**PROBLEM TO WORK ON**
Keep the pictures out of the copy and print all the entries below exactly.

**Items from a data source**
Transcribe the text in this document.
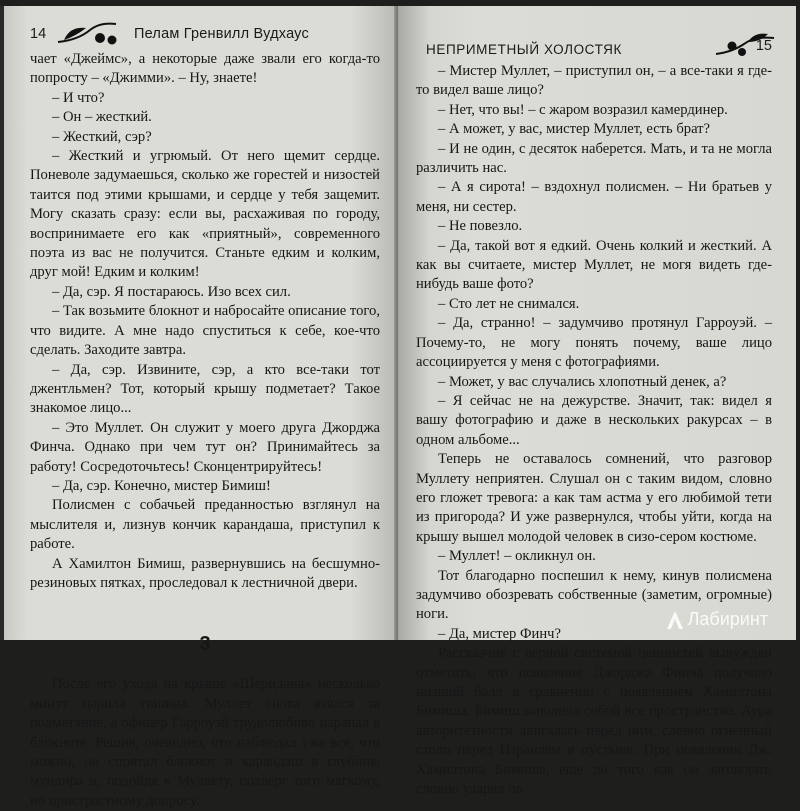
14	Пелам Гренвилл Вудхаус

чает «Джеймс», а некоторые даже звали его когда-то попросту – «Джимми». – Ну, знаете!

– И что?

– Он – жесткий.

– Жесткий, сэр?

– Жесткий и угрюмый. От него щемит сердце. Поневоле задумаешься, сколько же горестей и низостей таится под этими крышами, и сердце у тебя защемит. Могу сказать сразу: если вы, расхаживая по городу, воспринимаете его как «приятный», современного поэта из вас не получится. Станьте едким и колким, друг мой! Едким и колким!

– Да, сэр. Я постараюсь. Изо всех сил.

– Так возьмите блокнот и набросайте описание того, что видите. А мне надо спуститься к себе, кое-что сделать. Заходите завтра.

– Да, сэр. Извините, сэр, а кто все-таки тот джентльмен? Тот, который крышу подметает? Такое знакомое лицо...

– Это Муллет. Он служит у моего друга Джорджа Финча. Однако при чем тут он? Принимайтесь за работу! Сосредоточьтесь! Сконцентрируйтесь!

– Да, сэр. Конечно, мистер Бимиш!

Полисмен с собачьей преданностью взглянул на мыслителя и, лизнув кончик карандаша, приступил к работе.

А Хамилтон Бимиш, развернувшись на бесшумно-резиновых пятках, проследовал к лестничной двери.

3

После его ухода на крыше «Шеридана» несколько минут царила тишина. Муллет снова взялся за подметание, а офицер Гарроуэй трудолюбиво царапал в блокноте. Решив, очевидно, что наблюдал уже все, что можно, он спрятал блокнот и карандаш в глубины мундира и, подойдя к Муллету, подверг того мягкому, но пристрастному допросу.

НЕПРИМЕТНЫЙ ХОЛОСТЯК	15

– Мистер Муллет, – приступил он, – а все-таки я где-то видел ваше лицо?

– Нет, что вы! – с жаром возразил камердинер.

– А может, у вас, мистер Муллет, есть брат?

– И не один, с десяток наберется. Мать, и та не могла различить нас.

– А я сирота! – вздохнул полисмен. – Ни братьев у меня, ни сестер.

– Не повезло.

– Да, такой вот я едкий. Очень колкий и жесткий. А как вы считаете, мистер Муллет, не могя видеть где-нибудь ваше фото?

– Сто лет не снимался.

– Да, странно! – задумчиво протянул Гарроуэй. – Почему-то, не могу понять почему, ваше лицо ассоциируется у меня с фотографиями.

– Может, у вас случались хлопотный денек, а?

– Я сейчас не на дежурстве. Значит, так: видел я вашу фотографию и даже в нескольких ракурсах – в одном альбоме...

Теперь не оставалось сомнений, что разговор Муллету неприятен. Слушал он с таким видом, словно его гложет тревога: а как там астма у его любимой тети из пригорода? И уже развернулся, чтобы уйти, когда на крышу вышел молодой человек в сизо-сером костюме.

– Муллет! – окликнул он.

Тот благодарно поспешил к нему, кинув полисмена задумчиво обозревать собственные (заметим, огромные) ноги.

– Да, мистер Финч?

Рассказчик с верной системой ценностей вынужден отметить, что появление Джорджа Финча получало низший балл в сравнении с появлением Хамилтона Бимиша. Бимиш заполнял собой все пространство. Аура авторитетности двигалась перед ним, словно огненный столп перед Израилем в пустыне. При появлении Дж. Хамилтона Бимиша, еще до того как он заговорит, словно ударял по

Лабиринт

**EXERCISE RESPONSE**
Transcribe the text in this document.
14	Пелам Гренвилл Вудхаус

чает «Джеймс», а некоторые даже звали его когда-то попросту – «Джимми». – Ну, знаете!

– И что?

– Он – жесткий.

– Жесткий, сэр?

– Жесткий и угрюмый. От него щемит сердце. Поневоле задумаешься, сколько же горестей и низостей таится под этими крышами, и сердце у тебя защемит. Могу сказать сразу: если вы, расхаживая по городу, воспринимаете его как «приятный», современного поэта из вас не получится. Станьте едким и колким, друг мой! Едким и колким!

– Да, сэр. Я постараюсь. Изо всех сил.

– Так возьмите блокнот и набросайте описание того, что видите. А мне надо спуститься к себе, кое-что сделать. Заходите завтра.

– Да, сэр. Извините, сэр, а кто все-таки тот джентльмен? Тот, который крышу подметает? Такое знакомое лицо...

– Это Муллет. Он служит у моего друга Джорджа Финча. Однако при чем тут он? Принимайтесь за работу! Сосредоточьтесь! Сконцентрируйтесь!

– Да, сэр. Конечно, мистер Бимиш!

Полисмен с собачьей преданностью взглянул на мыслителя и, лизнув кончик карандаша, приступил к работе.

А Хамилтон Бимиш, развернувшись на бесшумно-резиновых пятках, проследовал к лестничной двери.

3

После его ухода на крыше «Шеридана» несколько минут царила тишина. Муллет снова взялся за подметание, а офицер Гарроуэй трудолюбиво царапал в блокноте. Решив, очевидно, что наблюдал уже все, что можно, он спрятал блокнот и карандаш в глубины мундира и, подойдя к Муллету, подверг того мягкому, но пристрастному допросу.

НЕПРИМЕТНЫЙ ХОЛОСТЯК	15

– Мистер Муллет, – приступил он, – а все-таки я где-то видел ваше лицо?

– Нет, что вы! – с жаром возразил камердинер.

– А может, у вас, мистер Муллет, есть брат?

– И не один, с десяток наберется. Мать, и та не могла различить нас.

– А я сирота! – вздохнул полисмен. – Ни братьев у меня, ни сестер.

– Не повезло.

– Да, такой вот я едкий. Очень колкий и жесткий. А как вы считаете, мистер Муллет, не могя видеть где-нибудь ваше фото?

– Сто лет не снимался.

– Да, странно! – задумчиво протянул Гарроуэй. – Почему-то, не могу понять почему, ваше лицо ассоциируется у меня с фотографиями.

– Может, у вас случались хлопотный денек, а?

– Я сейчас не на дежурстве. Значит, так: видел я вашу фотографию и даже в нескольких ракурсах – в одном альбоме...

Теперь не оставалось сомнений, что разговор Муллету неприятен. Слушал он с таким видом, словно его гложет тревога: а как там астма у его любимой тети из пригорода? И уже развернулся, чтобы уйти, когда на крышу вышел молодой человек в сизо-сером костюме.

– Муллет! – окликнул он.

Тот благодарно поспешил к нему, кинув полисмена задумчиво обозревать собственные (заметим, огромные) ноги.

– Да, мистер Финч?

Рассказчик с верной системой ценностей вынужден отметить, что появление Джорджа Финча получало низший балл в сравнении с появлением Хамилтона Бимиша. Бимиш заполнял собой все пространство. Аура авторитетности двигалась перед ним, словно огненный столп перед Израилем в пустыне. При появлении Дж. Хамилтона Бимиша, еще до того как он заговорит, словно ударял по

Лабиринт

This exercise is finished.